§ Stored records
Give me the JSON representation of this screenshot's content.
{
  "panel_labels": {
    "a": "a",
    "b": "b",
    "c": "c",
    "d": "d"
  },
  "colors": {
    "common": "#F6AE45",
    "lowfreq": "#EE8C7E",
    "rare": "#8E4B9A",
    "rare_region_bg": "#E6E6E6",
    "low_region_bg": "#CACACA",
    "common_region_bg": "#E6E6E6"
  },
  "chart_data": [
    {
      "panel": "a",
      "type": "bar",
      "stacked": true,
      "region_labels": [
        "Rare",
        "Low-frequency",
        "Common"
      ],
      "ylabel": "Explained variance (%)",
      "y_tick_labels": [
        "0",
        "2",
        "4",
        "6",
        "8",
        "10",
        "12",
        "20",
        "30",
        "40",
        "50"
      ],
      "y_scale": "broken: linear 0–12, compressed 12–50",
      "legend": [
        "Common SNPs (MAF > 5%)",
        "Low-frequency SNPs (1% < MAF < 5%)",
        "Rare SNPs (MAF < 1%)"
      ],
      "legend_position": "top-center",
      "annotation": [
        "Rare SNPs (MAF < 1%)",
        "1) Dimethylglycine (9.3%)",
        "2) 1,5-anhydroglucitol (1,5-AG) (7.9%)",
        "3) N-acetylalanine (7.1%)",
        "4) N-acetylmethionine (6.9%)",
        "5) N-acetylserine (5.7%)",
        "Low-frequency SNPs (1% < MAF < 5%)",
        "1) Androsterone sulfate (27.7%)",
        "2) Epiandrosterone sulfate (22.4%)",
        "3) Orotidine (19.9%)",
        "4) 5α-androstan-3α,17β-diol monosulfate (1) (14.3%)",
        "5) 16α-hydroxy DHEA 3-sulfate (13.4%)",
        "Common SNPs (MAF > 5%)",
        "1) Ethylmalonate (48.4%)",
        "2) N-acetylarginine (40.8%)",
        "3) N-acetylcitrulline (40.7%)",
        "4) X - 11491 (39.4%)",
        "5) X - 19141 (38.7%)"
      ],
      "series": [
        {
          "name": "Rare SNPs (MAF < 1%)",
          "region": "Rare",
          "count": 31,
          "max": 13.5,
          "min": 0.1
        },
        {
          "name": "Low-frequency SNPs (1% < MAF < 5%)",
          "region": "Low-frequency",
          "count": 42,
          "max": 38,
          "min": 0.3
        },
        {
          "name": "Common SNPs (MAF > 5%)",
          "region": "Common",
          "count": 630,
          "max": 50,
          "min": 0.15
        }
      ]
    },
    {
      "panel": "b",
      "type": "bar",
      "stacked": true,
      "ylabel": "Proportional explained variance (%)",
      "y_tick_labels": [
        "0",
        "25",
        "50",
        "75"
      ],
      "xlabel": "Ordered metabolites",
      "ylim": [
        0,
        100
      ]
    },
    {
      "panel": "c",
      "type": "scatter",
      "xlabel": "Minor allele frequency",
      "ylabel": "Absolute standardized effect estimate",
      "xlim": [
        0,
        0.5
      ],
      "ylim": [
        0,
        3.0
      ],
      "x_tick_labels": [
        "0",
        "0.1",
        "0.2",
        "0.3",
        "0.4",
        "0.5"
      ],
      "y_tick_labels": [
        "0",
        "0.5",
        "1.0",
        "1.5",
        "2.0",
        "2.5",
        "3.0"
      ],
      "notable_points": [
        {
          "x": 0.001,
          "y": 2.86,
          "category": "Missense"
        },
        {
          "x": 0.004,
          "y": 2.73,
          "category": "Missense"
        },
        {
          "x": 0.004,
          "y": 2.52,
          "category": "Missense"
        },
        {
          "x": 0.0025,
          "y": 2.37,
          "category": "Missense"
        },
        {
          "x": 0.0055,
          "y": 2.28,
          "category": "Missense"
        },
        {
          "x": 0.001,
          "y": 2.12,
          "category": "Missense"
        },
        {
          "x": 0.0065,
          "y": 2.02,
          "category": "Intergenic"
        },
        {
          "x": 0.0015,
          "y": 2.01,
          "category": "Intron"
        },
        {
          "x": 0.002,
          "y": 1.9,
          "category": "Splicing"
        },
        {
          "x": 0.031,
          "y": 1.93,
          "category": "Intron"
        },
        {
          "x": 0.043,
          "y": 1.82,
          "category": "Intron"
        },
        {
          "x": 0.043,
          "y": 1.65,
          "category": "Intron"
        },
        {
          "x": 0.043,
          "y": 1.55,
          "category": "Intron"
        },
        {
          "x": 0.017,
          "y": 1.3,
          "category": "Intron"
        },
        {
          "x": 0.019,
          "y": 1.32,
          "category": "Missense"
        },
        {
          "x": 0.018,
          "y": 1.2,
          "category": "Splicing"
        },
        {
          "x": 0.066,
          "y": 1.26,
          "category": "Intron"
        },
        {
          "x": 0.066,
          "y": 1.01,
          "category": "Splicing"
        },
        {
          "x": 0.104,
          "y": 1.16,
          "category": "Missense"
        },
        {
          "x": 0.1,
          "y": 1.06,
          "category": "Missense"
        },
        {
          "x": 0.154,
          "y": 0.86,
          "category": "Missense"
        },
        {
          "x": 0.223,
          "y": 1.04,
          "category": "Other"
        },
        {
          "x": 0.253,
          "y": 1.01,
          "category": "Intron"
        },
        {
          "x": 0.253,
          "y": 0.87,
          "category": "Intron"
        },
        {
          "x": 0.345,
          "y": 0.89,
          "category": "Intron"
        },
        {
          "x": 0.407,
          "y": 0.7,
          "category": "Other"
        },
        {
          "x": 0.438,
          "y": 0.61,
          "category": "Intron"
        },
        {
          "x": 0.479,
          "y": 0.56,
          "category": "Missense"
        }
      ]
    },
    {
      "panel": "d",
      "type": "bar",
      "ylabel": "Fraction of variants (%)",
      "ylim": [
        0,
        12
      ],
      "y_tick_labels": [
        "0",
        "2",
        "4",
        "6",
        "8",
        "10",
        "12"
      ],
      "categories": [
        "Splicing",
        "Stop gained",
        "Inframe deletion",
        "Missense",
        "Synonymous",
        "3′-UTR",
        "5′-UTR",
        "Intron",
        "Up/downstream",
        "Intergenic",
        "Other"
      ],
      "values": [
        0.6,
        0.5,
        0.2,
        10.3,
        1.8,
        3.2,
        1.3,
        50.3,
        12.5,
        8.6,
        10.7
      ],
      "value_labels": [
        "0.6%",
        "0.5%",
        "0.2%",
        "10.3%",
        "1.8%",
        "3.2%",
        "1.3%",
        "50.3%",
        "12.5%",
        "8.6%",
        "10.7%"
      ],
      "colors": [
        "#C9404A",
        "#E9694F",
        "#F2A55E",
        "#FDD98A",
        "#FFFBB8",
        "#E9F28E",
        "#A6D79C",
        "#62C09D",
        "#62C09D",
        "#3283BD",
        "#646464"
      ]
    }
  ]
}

§ What the task requires
Search the preceding listing for "SNPs" and extract every line where it is found.

§ Full answer
        "Common SNPs (MAF > 5%)",
        "Low-frequency SNPs (1% < MAF < 5%)",
        "Rare SNPs (MAF < 1%)"
        "Rare SNPs (MAF < 1%)",
        "Low-frequency SNPs (1% < MAF < 5%)",
        "Common SNPs (MAF > 5%)",
          "name": "Rare SNPs (MAF < 1%)",
          "name": "Low-frequency SNPs (1% < MAF < 5%)",
          "name": "Common SNPs (MAF > 5%)",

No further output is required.